## Written task
Reproduce each line bearing the word "What".

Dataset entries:
----
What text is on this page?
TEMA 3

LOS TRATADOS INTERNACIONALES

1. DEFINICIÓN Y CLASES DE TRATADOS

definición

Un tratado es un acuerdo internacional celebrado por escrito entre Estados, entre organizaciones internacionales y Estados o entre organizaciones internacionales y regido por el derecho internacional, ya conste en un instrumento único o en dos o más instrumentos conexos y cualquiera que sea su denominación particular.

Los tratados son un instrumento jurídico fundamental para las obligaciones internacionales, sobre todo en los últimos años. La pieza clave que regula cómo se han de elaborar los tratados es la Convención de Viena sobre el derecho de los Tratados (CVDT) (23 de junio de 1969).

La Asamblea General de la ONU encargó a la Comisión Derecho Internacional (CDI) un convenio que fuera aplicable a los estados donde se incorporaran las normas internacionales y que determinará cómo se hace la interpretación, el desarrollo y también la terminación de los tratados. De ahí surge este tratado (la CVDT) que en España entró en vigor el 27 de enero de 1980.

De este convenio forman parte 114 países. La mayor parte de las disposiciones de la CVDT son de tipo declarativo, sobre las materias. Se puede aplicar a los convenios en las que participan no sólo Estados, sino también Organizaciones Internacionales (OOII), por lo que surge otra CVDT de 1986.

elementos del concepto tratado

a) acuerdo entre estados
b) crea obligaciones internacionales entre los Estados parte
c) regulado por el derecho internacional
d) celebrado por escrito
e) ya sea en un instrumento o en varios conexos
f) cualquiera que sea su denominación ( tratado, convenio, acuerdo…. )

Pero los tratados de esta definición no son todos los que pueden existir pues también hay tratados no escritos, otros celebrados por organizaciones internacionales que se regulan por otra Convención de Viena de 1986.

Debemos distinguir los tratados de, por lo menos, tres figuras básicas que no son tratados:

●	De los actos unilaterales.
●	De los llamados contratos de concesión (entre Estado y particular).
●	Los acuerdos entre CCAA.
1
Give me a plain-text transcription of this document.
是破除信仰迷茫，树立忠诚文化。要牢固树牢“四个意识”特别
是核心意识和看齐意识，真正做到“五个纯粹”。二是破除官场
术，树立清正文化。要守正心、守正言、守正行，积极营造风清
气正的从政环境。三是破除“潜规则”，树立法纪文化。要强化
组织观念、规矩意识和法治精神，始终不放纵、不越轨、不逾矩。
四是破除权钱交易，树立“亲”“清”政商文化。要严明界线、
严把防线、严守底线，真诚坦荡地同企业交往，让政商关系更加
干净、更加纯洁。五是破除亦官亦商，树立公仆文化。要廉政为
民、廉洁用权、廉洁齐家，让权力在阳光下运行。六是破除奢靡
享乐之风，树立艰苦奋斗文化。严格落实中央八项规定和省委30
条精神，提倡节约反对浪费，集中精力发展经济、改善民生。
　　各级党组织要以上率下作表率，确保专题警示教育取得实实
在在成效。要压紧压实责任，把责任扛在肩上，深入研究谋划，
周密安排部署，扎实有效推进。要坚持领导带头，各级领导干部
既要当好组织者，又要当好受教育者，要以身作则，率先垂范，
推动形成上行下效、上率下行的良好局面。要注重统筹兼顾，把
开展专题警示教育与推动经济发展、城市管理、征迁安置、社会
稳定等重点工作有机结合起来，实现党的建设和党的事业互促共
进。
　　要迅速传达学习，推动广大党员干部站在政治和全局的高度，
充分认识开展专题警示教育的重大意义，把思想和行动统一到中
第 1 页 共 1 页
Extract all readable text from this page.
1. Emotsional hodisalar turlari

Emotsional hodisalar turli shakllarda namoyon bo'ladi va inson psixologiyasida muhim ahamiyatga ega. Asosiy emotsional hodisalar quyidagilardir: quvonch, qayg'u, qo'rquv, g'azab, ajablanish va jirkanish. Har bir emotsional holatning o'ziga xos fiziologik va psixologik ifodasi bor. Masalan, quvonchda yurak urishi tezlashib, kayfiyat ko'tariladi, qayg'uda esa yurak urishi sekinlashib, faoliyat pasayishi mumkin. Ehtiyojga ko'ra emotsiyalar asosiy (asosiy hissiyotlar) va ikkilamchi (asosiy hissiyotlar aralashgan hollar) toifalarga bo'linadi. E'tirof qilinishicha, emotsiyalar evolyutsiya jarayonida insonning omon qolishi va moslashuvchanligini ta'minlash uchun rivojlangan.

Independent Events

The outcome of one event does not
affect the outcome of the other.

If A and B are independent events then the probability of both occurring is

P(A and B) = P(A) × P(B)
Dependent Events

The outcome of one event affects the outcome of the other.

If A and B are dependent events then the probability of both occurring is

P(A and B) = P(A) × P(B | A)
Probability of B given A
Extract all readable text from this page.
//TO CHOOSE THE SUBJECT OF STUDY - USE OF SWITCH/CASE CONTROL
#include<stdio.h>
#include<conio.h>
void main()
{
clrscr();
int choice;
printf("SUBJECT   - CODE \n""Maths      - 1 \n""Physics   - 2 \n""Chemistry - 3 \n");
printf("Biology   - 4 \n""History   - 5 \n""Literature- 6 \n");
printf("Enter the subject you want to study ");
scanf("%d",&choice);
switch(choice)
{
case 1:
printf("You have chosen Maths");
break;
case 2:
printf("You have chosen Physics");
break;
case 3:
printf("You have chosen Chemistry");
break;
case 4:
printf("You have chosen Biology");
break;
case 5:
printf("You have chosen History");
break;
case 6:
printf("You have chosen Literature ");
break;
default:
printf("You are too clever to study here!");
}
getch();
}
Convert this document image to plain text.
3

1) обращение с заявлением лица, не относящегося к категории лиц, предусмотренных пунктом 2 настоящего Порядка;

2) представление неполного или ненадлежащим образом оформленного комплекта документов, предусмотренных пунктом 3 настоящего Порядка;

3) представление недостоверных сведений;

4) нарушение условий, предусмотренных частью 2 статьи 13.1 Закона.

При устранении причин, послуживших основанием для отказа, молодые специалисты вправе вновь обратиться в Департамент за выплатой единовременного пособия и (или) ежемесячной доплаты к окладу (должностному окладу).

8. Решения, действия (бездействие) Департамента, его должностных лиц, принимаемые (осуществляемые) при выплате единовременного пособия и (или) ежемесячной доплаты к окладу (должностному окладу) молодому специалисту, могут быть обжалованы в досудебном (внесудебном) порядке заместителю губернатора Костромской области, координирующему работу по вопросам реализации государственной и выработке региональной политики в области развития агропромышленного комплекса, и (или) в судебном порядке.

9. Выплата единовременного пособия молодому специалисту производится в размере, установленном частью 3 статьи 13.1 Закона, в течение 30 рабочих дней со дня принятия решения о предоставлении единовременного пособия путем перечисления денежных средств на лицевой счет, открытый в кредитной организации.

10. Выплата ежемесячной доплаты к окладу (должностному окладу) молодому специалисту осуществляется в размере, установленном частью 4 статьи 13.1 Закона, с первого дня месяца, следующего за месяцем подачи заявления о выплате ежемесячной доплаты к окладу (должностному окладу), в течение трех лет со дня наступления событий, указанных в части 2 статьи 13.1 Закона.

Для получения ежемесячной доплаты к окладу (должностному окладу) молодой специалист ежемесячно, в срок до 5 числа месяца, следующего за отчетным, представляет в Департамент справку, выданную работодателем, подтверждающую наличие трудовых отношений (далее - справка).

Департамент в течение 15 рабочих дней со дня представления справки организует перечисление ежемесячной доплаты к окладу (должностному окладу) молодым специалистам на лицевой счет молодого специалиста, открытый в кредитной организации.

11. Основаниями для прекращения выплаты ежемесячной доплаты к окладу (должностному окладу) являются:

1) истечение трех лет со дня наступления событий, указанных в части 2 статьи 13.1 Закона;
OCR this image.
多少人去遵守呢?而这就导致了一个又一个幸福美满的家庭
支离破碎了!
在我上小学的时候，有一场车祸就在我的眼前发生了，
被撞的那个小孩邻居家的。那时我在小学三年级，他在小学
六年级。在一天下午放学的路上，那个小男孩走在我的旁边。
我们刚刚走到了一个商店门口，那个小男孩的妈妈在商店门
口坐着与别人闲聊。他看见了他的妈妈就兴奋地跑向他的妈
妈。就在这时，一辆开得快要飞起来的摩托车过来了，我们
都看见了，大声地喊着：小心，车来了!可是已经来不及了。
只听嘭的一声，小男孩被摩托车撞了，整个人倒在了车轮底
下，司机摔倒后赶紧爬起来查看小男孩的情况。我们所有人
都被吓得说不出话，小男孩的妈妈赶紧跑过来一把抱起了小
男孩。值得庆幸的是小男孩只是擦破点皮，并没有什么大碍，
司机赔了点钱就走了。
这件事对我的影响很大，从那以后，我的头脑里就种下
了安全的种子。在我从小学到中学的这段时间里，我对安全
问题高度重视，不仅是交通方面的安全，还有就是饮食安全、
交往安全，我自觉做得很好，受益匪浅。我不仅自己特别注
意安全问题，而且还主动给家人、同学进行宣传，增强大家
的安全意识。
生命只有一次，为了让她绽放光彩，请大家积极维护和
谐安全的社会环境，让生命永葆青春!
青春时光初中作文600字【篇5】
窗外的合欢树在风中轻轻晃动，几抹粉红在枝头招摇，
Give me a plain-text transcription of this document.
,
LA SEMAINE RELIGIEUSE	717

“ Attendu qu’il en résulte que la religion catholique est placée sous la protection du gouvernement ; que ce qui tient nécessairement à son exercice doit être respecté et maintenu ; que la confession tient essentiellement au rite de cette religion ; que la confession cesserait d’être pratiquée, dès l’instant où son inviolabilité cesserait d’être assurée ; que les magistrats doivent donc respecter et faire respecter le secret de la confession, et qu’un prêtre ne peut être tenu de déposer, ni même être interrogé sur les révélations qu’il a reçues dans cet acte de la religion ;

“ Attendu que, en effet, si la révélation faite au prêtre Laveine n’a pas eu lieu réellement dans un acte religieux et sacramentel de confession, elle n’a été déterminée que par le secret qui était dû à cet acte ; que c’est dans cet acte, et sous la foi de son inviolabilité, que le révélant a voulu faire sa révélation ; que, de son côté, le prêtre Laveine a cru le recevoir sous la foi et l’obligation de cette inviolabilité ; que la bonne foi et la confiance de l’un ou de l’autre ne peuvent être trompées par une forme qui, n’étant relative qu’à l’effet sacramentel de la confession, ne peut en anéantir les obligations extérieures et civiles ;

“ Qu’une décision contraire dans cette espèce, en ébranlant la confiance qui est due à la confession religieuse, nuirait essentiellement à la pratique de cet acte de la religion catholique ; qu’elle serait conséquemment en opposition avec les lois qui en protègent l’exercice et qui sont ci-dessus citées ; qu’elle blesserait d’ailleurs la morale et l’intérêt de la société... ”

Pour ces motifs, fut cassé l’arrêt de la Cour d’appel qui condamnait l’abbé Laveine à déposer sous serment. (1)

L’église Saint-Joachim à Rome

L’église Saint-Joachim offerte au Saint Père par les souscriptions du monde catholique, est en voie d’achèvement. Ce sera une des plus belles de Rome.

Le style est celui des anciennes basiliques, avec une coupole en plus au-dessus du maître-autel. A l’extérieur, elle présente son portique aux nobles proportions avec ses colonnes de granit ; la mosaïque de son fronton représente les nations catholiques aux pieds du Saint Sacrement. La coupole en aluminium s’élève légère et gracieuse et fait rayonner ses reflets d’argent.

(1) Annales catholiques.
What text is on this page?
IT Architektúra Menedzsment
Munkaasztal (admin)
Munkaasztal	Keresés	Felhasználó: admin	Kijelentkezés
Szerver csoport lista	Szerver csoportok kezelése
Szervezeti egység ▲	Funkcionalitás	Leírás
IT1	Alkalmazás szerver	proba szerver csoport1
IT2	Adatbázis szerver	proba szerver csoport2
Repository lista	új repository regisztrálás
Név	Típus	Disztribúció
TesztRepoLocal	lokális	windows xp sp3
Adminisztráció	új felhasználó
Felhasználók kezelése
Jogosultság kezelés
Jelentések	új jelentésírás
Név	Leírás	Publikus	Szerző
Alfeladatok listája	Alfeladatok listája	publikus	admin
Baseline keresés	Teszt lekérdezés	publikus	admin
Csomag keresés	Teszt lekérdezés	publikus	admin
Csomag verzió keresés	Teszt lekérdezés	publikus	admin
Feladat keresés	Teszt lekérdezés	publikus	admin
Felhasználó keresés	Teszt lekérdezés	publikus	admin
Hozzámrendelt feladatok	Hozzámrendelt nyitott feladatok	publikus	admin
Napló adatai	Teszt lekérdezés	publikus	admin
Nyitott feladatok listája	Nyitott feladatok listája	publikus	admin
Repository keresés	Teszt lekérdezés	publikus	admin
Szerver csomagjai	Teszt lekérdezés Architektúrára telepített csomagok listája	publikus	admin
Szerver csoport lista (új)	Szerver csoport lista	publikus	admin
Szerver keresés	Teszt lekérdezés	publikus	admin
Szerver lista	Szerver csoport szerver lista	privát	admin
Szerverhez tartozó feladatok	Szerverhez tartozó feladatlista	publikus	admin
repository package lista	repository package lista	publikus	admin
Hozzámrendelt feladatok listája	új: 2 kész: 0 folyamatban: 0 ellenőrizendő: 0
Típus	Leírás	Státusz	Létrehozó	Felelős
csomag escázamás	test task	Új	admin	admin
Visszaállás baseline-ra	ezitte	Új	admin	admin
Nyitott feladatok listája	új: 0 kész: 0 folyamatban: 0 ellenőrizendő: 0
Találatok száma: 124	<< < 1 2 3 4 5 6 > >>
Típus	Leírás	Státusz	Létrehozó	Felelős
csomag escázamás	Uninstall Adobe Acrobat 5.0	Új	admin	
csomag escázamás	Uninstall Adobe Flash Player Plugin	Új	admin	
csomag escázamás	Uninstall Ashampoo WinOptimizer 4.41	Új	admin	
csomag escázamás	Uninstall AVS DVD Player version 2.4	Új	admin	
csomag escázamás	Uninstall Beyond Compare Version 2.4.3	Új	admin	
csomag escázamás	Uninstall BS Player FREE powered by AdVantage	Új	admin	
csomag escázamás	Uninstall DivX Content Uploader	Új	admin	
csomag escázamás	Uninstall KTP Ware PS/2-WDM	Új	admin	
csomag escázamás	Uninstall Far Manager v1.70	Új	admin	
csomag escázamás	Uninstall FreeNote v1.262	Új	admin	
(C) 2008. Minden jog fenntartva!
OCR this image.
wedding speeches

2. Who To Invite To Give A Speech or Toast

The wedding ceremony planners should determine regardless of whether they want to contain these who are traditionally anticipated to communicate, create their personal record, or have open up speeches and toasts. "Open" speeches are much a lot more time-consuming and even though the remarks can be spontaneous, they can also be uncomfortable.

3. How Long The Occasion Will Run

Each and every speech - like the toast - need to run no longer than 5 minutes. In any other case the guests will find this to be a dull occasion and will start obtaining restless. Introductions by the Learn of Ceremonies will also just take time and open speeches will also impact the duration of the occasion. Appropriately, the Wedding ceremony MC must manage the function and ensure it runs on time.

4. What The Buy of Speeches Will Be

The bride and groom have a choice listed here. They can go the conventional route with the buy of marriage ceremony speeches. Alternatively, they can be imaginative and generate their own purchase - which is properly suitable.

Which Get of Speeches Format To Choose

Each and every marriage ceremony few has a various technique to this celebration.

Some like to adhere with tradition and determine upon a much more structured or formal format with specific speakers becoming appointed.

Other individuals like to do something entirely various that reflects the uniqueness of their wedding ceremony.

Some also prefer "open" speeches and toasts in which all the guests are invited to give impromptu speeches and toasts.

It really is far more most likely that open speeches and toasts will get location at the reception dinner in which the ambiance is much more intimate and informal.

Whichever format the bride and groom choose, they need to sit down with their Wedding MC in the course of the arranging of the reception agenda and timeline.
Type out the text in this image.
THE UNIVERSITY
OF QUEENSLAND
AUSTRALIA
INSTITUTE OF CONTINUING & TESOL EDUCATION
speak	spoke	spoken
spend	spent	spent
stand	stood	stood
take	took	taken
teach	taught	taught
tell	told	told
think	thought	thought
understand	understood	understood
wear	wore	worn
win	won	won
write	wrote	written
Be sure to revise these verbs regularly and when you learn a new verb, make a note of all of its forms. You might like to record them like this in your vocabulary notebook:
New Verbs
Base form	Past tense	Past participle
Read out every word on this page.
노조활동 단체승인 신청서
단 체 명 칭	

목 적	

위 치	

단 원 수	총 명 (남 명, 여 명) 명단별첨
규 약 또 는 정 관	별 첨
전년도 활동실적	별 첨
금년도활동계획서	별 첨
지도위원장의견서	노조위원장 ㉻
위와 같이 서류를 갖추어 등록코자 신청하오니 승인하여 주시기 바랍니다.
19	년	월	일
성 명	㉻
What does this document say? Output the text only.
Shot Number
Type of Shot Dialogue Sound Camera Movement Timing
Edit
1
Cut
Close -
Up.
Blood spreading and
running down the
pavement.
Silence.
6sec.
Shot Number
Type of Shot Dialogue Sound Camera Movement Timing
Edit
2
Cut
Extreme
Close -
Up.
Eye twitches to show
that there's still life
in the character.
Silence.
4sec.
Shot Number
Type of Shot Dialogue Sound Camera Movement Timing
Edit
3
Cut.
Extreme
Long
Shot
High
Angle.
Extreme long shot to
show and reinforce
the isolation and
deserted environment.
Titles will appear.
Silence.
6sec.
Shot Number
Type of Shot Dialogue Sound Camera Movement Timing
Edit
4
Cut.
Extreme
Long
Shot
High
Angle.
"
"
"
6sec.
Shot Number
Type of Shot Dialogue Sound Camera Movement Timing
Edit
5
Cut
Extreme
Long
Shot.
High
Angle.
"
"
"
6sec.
----
## Worked answer
What text is on this page?
What text is on this page?
4. What The Buy of Speeches Will Be
What does this document say? Output the text only.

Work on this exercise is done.